Items from a data source:
Begin
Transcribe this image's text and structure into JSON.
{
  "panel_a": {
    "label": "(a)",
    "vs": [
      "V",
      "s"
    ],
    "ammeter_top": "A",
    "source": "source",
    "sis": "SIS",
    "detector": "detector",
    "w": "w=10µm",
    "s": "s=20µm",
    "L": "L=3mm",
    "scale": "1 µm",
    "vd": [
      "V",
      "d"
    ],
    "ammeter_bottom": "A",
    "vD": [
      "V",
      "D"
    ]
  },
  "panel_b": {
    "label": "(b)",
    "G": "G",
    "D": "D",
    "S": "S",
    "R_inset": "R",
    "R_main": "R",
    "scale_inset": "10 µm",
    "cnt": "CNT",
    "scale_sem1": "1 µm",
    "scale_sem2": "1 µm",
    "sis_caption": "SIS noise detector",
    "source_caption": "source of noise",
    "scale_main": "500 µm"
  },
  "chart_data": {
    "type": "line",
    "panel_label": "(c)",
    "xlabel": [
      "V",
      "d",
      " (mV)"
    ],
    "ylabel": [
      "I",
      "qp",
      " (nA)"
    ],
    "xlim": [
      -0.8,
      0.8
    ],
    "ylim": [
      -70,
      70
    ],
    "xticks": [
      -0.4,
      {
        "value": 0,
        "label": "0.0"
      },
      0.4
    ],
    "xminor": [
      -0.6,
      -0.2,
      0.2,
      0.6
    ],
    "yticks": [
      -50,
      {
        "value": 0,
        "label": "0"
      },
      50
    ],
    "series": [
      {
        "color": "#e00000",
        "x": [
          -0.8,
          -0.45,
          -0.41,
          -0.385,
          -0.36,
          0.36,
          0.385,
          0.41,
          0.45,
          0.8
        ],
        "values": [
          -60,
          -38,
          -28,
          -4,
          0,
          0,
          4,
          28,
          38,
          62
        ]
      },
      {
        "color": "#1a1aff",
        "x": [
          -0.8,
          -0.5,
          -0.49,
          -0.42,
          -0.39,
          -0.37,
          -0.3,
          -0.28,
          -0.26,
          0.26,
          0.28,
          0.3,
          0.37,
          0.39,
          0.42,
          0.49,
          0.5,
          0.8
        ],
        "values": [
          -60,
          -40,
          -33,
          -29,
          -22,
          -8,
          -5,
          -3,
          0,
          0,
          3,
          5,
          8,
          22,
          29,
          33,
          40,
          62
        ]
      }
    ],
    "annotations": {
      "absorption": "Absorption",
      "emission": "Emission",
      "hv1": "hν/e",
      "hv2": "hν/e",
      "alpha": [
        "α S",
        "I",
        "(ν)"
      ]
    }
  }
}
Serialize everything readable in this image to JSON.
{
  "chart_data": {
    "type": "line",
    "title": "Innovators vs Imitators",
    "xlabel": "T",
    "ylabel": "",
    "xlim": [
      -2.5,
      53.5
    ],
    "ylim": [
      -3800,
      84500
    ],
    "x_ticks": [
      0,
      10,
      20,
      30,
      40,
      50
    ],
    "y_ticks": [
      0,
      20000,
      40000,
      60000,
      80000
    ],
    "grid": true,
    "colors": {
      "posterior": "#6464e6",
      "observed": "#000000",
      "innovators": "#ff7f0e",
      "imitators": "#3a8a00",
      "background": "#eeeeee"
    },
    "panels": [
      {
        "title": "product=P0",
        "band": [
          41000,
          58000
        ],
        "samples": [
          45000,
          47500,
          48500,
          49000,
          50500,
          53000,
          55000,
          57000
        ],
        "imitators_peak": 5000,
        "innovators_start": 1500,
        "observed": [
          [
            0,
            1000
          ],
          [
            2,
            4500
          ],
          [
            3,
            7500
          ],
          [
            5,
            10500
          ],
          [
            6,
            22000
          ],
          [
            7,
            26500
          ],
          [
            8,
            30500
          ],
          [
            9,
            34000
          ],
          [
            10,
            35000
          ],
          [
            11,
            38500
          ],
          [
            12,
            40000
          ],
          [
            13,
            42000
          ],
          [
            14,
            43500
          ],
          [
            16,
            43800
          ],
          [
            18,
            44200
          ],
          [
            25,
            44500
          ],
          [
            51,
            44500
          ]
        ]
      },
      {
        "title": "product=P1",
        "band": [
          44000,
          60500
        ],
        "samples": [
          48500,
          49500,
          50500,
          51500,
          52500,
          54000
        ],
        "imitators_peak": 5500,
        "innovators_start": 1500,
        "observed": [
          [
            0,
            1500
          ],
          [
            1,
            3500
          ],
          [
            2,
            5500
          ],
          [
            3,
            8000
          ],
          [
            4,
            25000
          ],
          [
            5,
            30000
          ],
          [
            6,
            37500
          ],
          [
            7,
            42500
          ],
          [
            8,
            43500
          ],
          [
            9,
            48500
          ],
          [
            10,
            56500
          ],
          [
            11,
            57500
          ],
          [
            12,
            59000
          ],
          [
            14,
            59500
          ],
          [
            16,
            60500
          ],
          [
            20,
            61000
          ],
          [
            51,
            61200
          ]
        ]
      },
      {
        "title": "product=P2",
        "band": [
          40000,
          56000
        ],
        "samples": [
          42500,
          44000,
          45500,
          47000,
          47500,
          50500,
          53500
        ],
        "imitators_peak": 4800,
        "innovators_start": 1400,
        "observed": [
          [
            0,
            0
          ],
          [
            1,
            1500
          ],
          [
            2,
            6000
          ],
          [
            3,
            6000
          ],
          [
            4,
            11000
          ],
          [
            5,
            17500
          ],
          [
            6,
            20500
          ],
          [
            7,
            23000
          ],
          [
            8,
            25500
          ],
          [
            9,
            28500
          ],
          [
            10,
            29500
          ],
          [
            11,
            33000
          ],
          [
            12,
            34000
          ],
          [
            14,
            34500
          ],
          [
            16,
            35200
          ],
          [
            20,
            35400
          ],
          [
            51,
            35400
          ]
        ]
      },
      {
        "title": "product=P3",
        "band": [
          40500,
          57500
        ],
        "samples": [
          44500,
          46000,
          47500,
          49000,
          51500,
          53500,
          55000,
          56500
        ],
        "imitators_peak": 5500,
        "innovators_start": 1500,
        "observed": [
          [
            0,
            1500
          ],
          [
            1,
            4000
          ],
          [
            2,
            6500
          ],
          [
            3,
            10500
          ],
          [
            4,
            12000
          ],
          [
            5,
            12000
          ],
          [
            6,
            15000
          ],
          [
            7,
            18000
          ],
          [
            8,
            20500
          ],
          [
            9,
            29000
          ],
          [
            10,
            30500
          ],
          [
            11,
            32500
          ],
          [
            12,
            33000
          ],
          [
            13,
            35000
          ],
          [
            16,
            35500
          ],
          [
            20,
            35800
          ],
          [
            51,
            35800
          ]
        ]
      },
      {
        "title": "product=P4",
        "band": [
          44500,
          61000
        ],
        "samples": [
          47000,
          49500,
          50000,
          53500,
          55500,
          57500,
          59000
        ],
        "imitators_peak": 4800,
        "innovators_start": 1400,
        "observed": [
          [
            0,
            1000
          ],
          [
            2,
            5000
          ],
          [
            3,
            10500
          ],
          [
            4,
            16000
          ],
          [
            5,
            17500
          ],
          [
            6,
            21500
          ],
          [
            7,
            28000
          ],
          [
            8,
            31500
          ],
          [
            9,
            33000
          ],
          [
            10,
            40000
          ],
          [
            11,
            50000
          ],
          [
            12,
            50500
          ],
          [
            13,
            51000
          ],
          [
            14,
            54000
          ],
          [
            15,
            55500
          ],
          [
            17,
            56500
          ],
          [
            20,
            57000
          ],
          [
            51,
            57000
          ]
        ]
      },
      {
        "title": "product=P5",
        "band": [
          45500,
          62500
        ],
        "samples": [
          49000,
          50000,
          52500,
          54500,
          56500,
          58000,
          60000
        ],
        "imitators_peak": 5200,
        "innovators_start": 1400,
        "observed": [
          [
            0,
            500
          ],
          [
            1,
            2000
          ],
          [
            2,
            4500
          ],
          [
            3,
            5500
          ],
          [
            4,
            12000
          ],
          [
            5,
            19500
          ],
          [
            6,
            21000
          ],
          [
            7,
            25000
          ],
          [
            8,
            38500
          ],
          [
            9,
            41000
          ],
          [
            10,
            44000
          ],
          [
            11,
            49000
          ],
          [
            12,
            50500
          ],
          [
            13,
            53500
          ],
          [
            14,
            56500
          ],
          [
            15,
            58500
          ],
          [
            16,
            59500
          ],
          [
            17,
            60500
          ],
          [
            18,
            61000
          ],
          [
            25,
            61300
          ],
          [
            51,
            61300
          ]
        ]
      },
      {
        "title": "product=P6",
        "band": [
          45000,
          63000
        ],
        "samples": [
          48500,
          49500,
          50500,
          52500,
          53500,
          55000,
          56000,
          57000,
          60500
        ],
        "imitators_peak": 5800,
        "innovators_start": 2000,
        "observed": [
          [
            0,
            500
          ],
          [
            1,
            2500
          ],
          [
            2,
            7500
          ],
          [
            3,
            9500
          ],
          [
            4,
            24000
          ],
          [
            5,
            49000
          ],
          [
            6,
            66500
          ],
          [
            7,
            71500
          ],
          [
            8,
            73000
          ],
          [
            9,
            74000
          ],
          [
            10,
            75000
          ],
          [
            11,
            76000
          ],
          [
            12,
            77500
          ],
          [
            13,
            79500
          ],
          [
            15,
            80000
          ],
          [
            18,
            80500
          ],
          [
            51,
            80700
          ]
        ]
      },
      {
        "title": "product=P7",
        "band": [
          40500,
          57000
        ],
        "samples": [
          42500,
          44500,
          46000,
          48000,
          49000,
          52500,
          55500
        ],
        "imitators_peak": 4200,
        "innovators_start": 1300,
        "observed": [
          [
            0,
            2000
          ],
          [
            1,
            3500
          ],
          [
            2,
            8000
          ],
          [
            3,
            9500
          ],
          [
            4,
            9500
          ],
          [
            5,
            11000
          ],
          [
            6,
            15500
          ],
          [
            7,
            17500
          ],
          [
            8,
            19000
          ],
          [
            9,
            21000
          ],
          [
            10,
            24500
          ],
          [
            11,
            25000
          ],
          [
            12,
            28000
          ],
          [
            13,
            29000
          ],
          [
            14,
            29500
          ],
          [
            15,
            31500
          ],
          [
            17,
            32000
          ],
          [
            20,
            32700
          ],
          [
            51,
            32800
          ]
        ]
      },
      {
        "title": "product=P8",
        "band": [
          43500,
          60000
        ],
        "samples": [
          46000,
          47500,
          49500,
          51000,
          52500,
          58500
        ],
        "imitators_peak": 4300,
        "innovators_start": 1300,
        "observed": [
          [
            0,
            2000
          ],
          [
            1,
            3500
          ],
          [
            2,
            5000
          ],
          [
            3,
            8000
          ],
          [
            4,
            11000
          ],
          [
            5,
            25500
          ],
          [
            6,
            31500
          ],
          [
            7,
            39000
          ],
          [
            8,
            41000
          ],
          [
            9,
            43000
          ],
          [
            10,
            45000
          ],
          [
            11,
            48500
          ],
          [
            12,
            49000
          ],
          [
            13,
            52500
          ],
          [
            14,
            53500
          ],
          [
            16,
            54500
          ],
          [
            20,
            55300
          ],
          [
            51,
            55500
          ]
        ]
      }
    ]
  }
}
End
SHORT TASK:
Within the entries above, work out how many lines contain the word "product". The number alone is the answer.

RESULT BELOW:
9